* **Work to do**
Retype all material exactly. Pictures stay out of the copy.
━━━ Exercise material
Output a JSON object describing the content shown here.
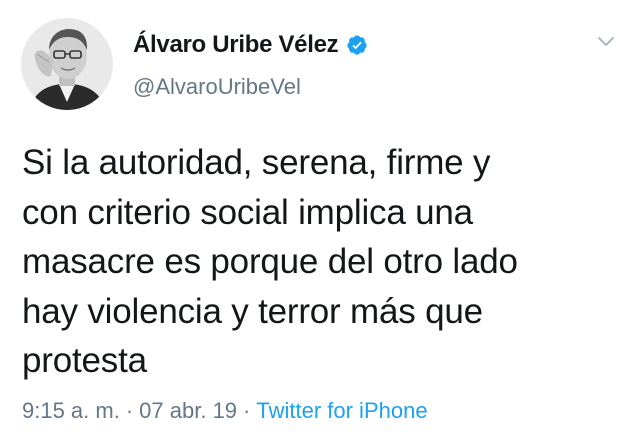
{
  "author": {
    "display_name": "Álvaro Uribe Vélez",
    "handle": "@AlvaroUribeVel",
    "verified": true,
    "avatar_icon": "profile-photo"
  },
  "tweet": {
    "text": "Si la autoridad, serena, firme y\ncon criterio social implica una\nmasacre es porque del otro lado\nhay violencia y terror más que\nprotesta"
  },
  "meta": {
    "time": "9:15 a. m.",
    "separator": "·",
    "date": "07 abr. 19",
    "source": "Twitter for iPhone"
  },
  "colors": {
    "text": "#14171a",
    "secondary": "#657786",
    "accent": "#1da1f2"
  },
  "icons": {
    "verified": "verified-badge-icon",
    "more": "chevron-down-icon"
  }
}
━━━━━━
* **Exercise response**
Output a JSON object describing the content shown here.
{
  "author": {
    "display_name": "Álvaro Uribe Vélez",
    "handle": "@AlvaroUribeVel",
    "verified": true,
    "avatar_icon": "profile-photo"
  },
  "tweet": {
    "text": "Si la autoridad, serena, firme y\ncon criterio social implica una\nmasacre es porque del otro lado\nhay violencia y terror más que\nprotesta"
  },
  "meta": {
    "time": "9:15 a. m.",
    "separator": "·",
    "date": "07 abr. 19",
    "source": "Twitter for iPhone"
  },
  "colors": {
    "text": "#14171a",
    "secondary": "#657786",
    "accent": "#1da1f2"
  },
  "icons": {
    "verified": "verified-badge-icon",
    "more": "chevron-down-icon"
  }
}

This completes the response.